_Stated problem:_ Give every entry again, unchanged, and leave its images out.

○ ○ ○ ○

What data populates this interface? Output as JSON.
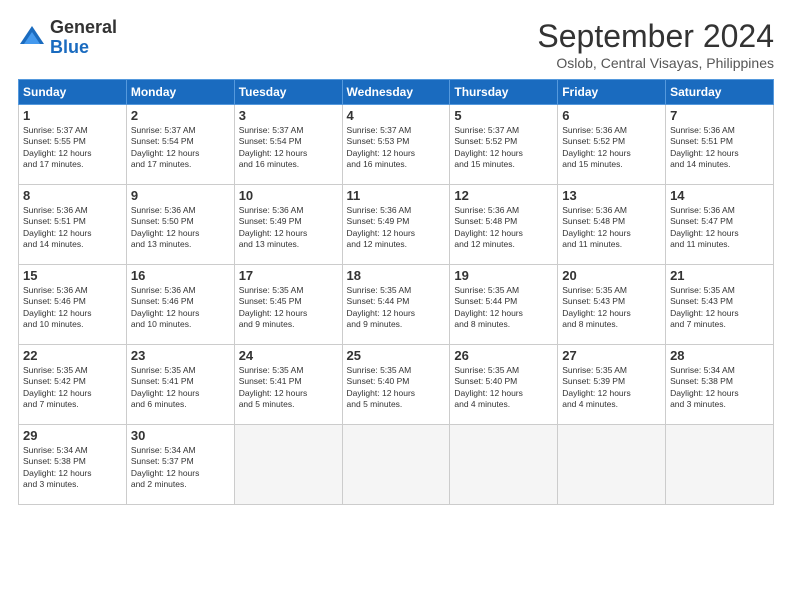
{
  "header": {
    "logo": {
      "general": "General",
      "blue": "Blue"
    },
    "title": "September 2024",
    "location": "Oslob, Central Visayas, Philippines"
  },
  "calendar": {
    "weekdays": [
      "Sunday",
      "Monday",
      "Tuesday",
      "Wednesday",
      "Thursday",
      "Friday",
      "Saturday"
    ],
    "weeks": [
      [
        {
          "day": null
        },
        {
          "day": null
        },
        {
          "day": null
        },
        {
          "day": null
        },
        {
          "day": "5",
          "sunrise": "5:37 AM",
          "sunset": "5:52 PM",
          "daylight": "12 hours and 15 minutes."
        },
        {
          "day": "6",
          "sunrise": "5:36 AM",
          "sunset": "5:52 PM",
          "daylight": "12 hours and 15 minutes."
        },
        {
          "day": "7",
          "sunrise": "5:36 AM",
          "sunset": "5:51 PM",
          "daylight": "12 hours and 14 minutes."
        }
      ],
      [
        {
          "day": "1",
          "sunrise": "5:37 AM",
          "sunset": "5:55 PM",
          "daylight": "12 hours and 17 minutes."
        },
        {
          "day": "2",
          "sunrise": "5:37 AM",
          "sunset": "5:54 PM",
          "daylight": "12 hours and 17 minutes."
        },
        {
          "day": "3",
          "sunrise": "5:37 AM",
          "sunset": "5:54 PM",
          "daylight": "12 hours and 16 minutes."
        },
        {
          "day": "4",
          "sunrise": "5:37 AM",
          "sunset": "5:53 PM",
          "daylight": "12 hours and 16 minutes."
        },
        {
          "day": "5",
          "sunrise": "5:37 AM",
          "sunset": "5:52 PM",
          "daylight": "12 hours and 15 minutes."
        },
        {
          "day": "6",
          "sunrise": "5:36 AM",
          "sunset": "5:52 PM",
          "daylight": "12 hours and 15 minutes."
        },
        {
          "day": "7",
          "sunrise": "5:36 AM",
          "sunset": "5:51 PM",
          "daylight": "12 hours and 14 minutes."
        }
      ],
      [
        {
          "day": "8",
          "sunrise": "5:36 AM",
          "sunset": "5:51 PM",
          "daylight": "12 hours and 14 minutes."
        },
        {
          "day": "9",
          "sunrise": "5:36 AM",
          "sunset": "5:50 PM",
          "daylight": "12 hours and 13 minutes."
        },
        {
          "day": "10",
          "sunrise": "5:36 AM",
          "sunset": "5:49 PM",
          "daylight": "12 hours and 13 minutes."
        },
        {
          "day": "11",
          "sunrise": "5:36 AM",
          "sunset": "5:49 PM",
          "daylight": "12 hours and 12 minutes."
        },
        {
          "day": "12",
          "sunrise": "5:36 AM",
          "sunset": "5:48 PM",
          "daylight": "12 hours and 12 minutes."
        },
        {
          "day": "13",
          "sunrise": "5:36 AM",
          "sunset": "5:48 PM",
          "daylight": "12 hours and 11 minutes."
        },
        {
          "day": "14",
          "sunrise": "5:36 AM",
          "sunset": "5:47 PM",
          "daylight": "12 hours and 11 minutes."
        }
      ],
      [
        {
          "day": "15",
          "sunrise": "5:36 AM",
          "sunset": "5:46 PM",
          "daylight": "12 hours and 10 minutes."
        },
        {
          "day": "16",
          "sunrise": "5:36 AM",
          "sunset": "5:46 PM",
          "daylight": "12 hours and 10 minutes."
        },
        {
          "day": "17",
          "sunrise": "5:35 AM",
          "sunset": "5:45 PM",
          "daylight": "12 hours and 9 minutes."
        },
        {
          "day": "18",
          "sunrise": "5:35 AM",
          "sunset": "5:44 PM",
          "daylight": "12 hours and 9 minutes."
        },
        {
          "day": "19",
          "sunrise": "5:35 AM",
          "sunset": "5:44 PM",
          "daylight": "12 hours and 8 minutes."
        },
        {
          "day": "20",
          "sunrise": "5:35 AM",
          "sunset": "5:43 PM",
          "daylight": "12 hours and 8 minutes."
        },
        {
          "day": "21",
          "sunrise": "5:35 AM",
          "sunset": "5:43 PM",
          "daylight": "12 hours and 7 minutes."
        }
      ],
      [
        {
          "day": "22",
          "sunrise": "5:35 AM",
          "sunset": "5:42 PM",
          "daylight": "12 hours and 7 minutes."
        },
        {
          "day": "23",
          "sunrise": "5:35 AM",
          "sunset": "5:41 PM",
          "daylight": "12 hours and 6 minutes."
        },
        {
          "day": "24",
          "sunrise": "5:35 AM",
          "sunset": "5:41 PM",
          "daylight": "12 hours and 5 minutes."
        },
        {
          "day": "25",
          "sunrise": "5:35 AM",
          "sunset": "5:40 PM",
          "daylight": "12 hours and 5 minutes."
        },
        {
          "day": "26",
          "sunrise": "5:35 AM",
          "sunset": "5:40 PM",
          "daylight": "12 hours and 4 minutes."
        },
        {
          "day": "27",
          "sunrise": "5:35 AM",
          "sunset": "5:39 PM",
          "daylight": "12 hours and 4 minutes."
        },
        {
          "day": "28",
          "sunrise": "5:34 AM",
          "sunset": "5:38 PM",
          "daylight": "12 hours and 3 minutes."
        }
      ],
      [
        {
          "day": "29",
          "sunrise": "5:34 AM",
          "sunset": "5:38 PM",
          "daylight": "12 hours and 3 minutes."
        },
        {
          "day": "30",
          "sunrise": "5:34 AM",
          "sunset": "5:37 PM",
          "daylight": "12 hours and 2 minutes."
        },
        {
          "day": null
        },
        {
          "day": null
        },
        {
          "day": null
        },
        {
          "day": null
        },
        {
          "day": null
        }
      ]
    ]
  }
}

○ ○ ○ ○

_Answer to the exercise:_
What data populates this interface? Output as JSON.
{
  "header": {
    "logo": {
      "general": "General",
      "blue": "Blue"
    },
    "title": "September 2024",
    "location": "Oslob, Central Visayas, Philippines"
  },
  "calendar": {
    "weekdays": [
      "Sunday",
      "Monday",
      "Tuesday",
      "Wednesday",
      "Thursday",
      "Friday",
      "Saturday"
    ],
    "weeks": [
      [
        {
          "day": null
        },
        {
          "day": null
        },
        {
          "day": null
        },
        {
          "day": null
        },
        {
          "day": "5",
          "sunrise": "5:37 AM",
          "sunset": "5:52 PM",
          "daylight": "12 hours and 15 minutes."
        },
        {
          "day": "6",
          "sunrise": "5:36 AM",
          "sunset": "5:52 PM",
          "daylight": "12 hours and 15 minutes."
        },
        {
          "day": "7",
          "sunrise": "5:36 AM",
          "sunset": "5:51 PM",
          "daylight": "12 hours and 14 minutes."
        }
      ],
      [
        {
          "day": "1",
          "sunrise": "5:37 AM",
          "sunset": "5:55 PM",
          "daylight": "12 hours and 17 minutes."
        },
        {
          "day": "2",
          "sunrise": "5:37 AM",
          "sunset": "5:54 PM",
          "daylight": "12 hours and 17 minutes."
        },
        {
          "day": "3",
          "sunrise": "5:37 AM",
          "sunset": "5:54 PM",
          "daylight": "12 hours and 16 minutes."
        },
        {
          "day": "4",
          "sunrise": "5:37 AM",
          "sunset": "5:53 PM",
          "daylight": "12 hours and 16 minutes."
        },
        {
          "day": "5",
          "sunrise": "5:37 AM",
          "sunset": "5:52 PM",
          "daylight": "12 hours and 15 minutes."
        },
        {
          "day": "6",
          "sunrise": "5:36 AM",
          "sunset": "5:52 PM",
          "daylight": "12 hours and 15 minutes."
        },
        {
          "day": "7",
          "sunrise": "5:36 AM",
          "sunset": "5:51 PM",
          "daylight": "12 hours and 14 minutes."
        }
      ],
      [
        {
          "day": "8",
          "sunrise": "5:36 AM",
          "sunset": "5:51 PM",
          "daylight": "12 hours and 14 minutes."
        },
        {
          "day": "9",
          "sunrise": "5:36 AM",
          "sunset": "5:50 PM",
          "daylight": "12 hours and 13 minutes."
        },
        {
          "day": "10",
          "sunrise": "5:36 AM",
          "sunset": "5:49 PM",
          "daylight": "12 hours and 13 minutes."
        },
        {
          "day": "11",
          "sunrise": "5:36 AM",
          "sunset": "5:49 PM",
          "daylight": "12 hours and 12 minutes."
        },
        {
          "day": "12",
          "sunrise": "5:36 AM",
          "sunset": "5:48 PM",
          "daylight": "12 hours and 12 minutes."
        },
        {
          "day": "13",
          "sunrise": "5:36 AM",
          "sunset": "5:48 PM",
          "daylight": "12 hours and 11 minutes."
        },
        {
          "day": "14",
          "sunrise": "5:36 AM",
          "sunset": "5:47 PM",
          "daylight": "12 hours and 11 minutes."
        }
      ],
      [
        {
          "day": "15",
          "sunrise": "5:36 AM",
          "sunset": "5:46 PM",
          "daylight": "12 hours and 10 minutes."
        },
        {
          "day": "16",
          "sunrise": "5:36 AM",
          "sunset": "5:46 PM",
          "daylight": "12 hours and 10 minutes."
        },
        {
          "day": "17",
          "sunrise": "5:35 AM",
          "sunset": "5:45 PM",
          "daylight": "12 hours and 9 minutes."
        },
        {
          "day": "18",
          "sunrise": "5:35 AM",
          "sunset": "5:44 PM",
          "daylight": "12 hours and 9 minutes."
        },
        {
          "day": "19",
          "sunrise": "5:35 AM",
          "sunset": "5:44 PM",
          "daylight": "12 hours and 8 minutes."
        },
        {
          "day": "20",
          "sunrise": "5:35 AM",
          "sunset": "5:43 PM",
          "daylight": "12 hours and 8 minutes."
        },
        {
          "day": "21",
          "sunrise": "5:35 AM",
          "sunset": "5:43 PM",
          "daylight": "12 hours and 7 minutes."
        }
      ],
      [
        {
          "day": "22",
          "sunrise": "5:35 AM",
          "sunset": "5:42 PM",
          "daylight": "12 hours and 7 minutes."
        },
        {
          "day": "23",
          "sunrise": "5:35 AM",
          "sunset": "5:41 PM",
          "daylight": "12 hours and 6 minutes."
        },
        {
          "day": "24",
          "sunrise": "5:35 AM",
          "sunset": "5:41 PM",
          "daylight": "12 hours and 5 minutes."
        },
        {
          "day": "25",
          "sunrise": "5:35 AM",
          "sunset": "5:40 PM",
          "daylight": "12 hours and 5 minutes."
        },
        {
          "day": "26",
          "sunrise": "5:35 AM",
          "sunset": "5:40 PM",
          "daylight": "12 hours and 4 minutes."
        },
        {
          "day": "27",
          "sunrise": "5:35 AM",
          "sunset": "5:39 PM",
          "daylight": "12 hours and 4 minutes."
        },
        {
          "day": "28",
          "sunrise": "5:34 AM",
          "sunset": "5:38 PM",
          "daylight": "12 hours and 3 minutes."
        }
      ],
      [
        {
          "day": "29",
          "sunrise": "5:34 AM",
          "sunset": "5:38 PM",
          "daylight": "12 hours and 3 minutes."
        },
        {
          "day": "30",
          "sunrise": "5:34 AM",
          "sunset": "5:37 PM",
          "daylight": "12 hours and 2 minutes."
        },
        {
          "day": null
        },
        {
          "day": null
        },
        {
          "day": null
        },
        {
          "day": null
        },
        {
          "day": null
        }
      ]
    ]
  }
}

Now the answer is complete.